[Text]
■ ■ ■
Publication: Fair Disclosure Wire
Publication Date: 25-FEB-09
Format: Online
Delivery: Immediate Online Access
Full Article Title: Interim 2008 Barratt Developments PLC Earnings Conference Call and Presentation - Final.(Broadcast transcript)

Article Excerpt
BOB LAWSON, CHAIRMAN, BARRATT DEVELOPMENTS PLC: Well, good morning everyone, and welcome to our interim results presentation.

Our program today, is that Mark Pain will take you through the numbers and then Mark Clare will provide an overview of our performance and an update on current trading.

Let me first cover the context. As an industry, we have faced into eighteen months of difficult market conditions. Mortgage finance has become extremely scarce, particularly in the high loan to value sector. Consumer confidence, overall, and the confidence in the housing market in particular has declined. And in the half year the overall economic conditions have deteriorated markedly.

As we look forward, it's clear that affordability is improved in many segments of the market, both in terms of declining prices and interest rates.

Our current performance demonstrates the purchasers see value at our current prices, and recognize that supply is more limited as stock declines. But the key for this industry is credit availability; without this it's difficult to see any material improvement in market conditions.

We are still aware that the Government is still wrestling with this issue. Indeed, the series of announcements this week must be helpful over time. There are a number of measures already underway, to improve the availability of credit, but it's simply too soon to call the effect of them.

What is clear, that as yet, there has been no discernable improvement in the market position? So that's what we need to contend with; intensely difficult market conditions, and a lack of forward visibility.

To meet the challenge, we are focused on a clear set of priorities, the Executive have invested much effort to ensure that everyone in the Company is aligned and equally importantly, committed to execute. These priorities are three; maximizing sales, focusing intensely on driving costs out and generating cash. The result of these will enable us, to reduce our debt and create a more stable platform for the future.

As a result of our focus on cash maximization, the Board has decided, that no interim dividend will be paid. Further, and more importantly, the Board is confident that the right actions have been taken to compete today, and to capitalize on the opportunities of tomorrow. This is an immensely capable organization; the new calendar year has started well, with further uplifts in visitor levels, and further uplifts in sales levels.
■ ■ ■
[Provided data]
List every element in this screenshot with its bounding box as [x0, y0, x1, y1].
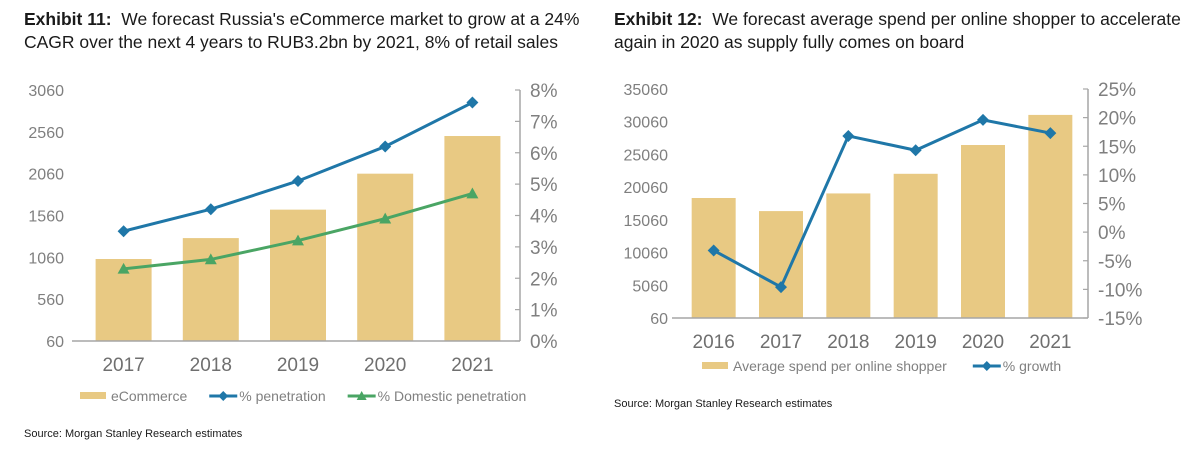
■ ■ ■
[Problems]
A - Rewrite the paragraph of the Barratt Developments transcript that begins "Let me first cover the context" as a short list of its main points.
B - According to the Barratt Developments transcript, what are the company's three priorities?
C - Pick up the Barratt Developments earnings call transcript after its last sentence and continue it.
The material is from a separate source.

[Task results]
A -
- The industry has faced eighteen months of difficult market conditions.
- Mortgage finance has become extremely scarce, especially in the high loan to value sector.
- Consumer confidence, and confidence in the housing market in particular, has declined.
- Overall economic conditions deteriorated markedly in the half year.

B - Maximizing sales, driving costs out and generating cash.

C -
So finally, perhaps our biggest challenge is that we seek to ensure the capability of the organization is, as much as possible, so the shareholders can benefit in the future upturns in the market; on that note, over to Mark for the results.

MARK PAIN, GROUP FD, BARRATT DEVELOPMENTS PLC: Thanks Bob and good morning everyone. Today I'll take you through a brief financial overview; I'll then run through the major elements of the P & L and cash flow and finally look at the balance sheets and debt structure.

Turning first to the key highlights, our performance reflects tough trading conditions, and our absolute focus on cash generation and de-leveraging, which we have successfully achieved in the first half. Revenue fell 24%, GBP1.26 billion, operating profit before exceptional was GBP16.6 million, and we made a loss before tax and exceptionals of GBP80 million.

We incurred exceptional costs of GBP512 million, comprising land rights and reorganization costs, giving us a pre-tax loss after exceptionals of GBP592 million.

Tangible net assets after write-downs were 419p per share. Net debt at the end of December was GBP1.42 billion, down GBP316 million from December 2007. And we have a loan to value ratio of 49%.

Turning now to our key revenue drivers; total completions declined by 24% to 6,905. Private completions were down 16% to 5,997 and social completions were down 52% to 908. Lower social completions reflect a combination of higher volumes in 2007/8, 325 private sales to RSLs, which we have classified in our private sales numbers, and lower new site starts this year.

The overall average selling price decreased, by approaching 10%, to GBP160,700. Private average selling prices, declined by 15% to GBP170,100, whilst social average selling prices increased as a result of site and product changes by 5.3% to GBP98,600.

Underlying selling prices, that's comparing identical products, in identical locations after discounts, decreased by around 22% over the six months till the end of December, bringing the peak to trough decline in average selling prices from June 2007 to around 27%.

Housing revenues, which account for 88% of total revenue, fell by 31% reflecting a combination of both lower completion volumes and lower average selling prices, whilst other revenues, mainly Wilson Bowden Developments, increased by GBP111 million reflecting the disposal of assets.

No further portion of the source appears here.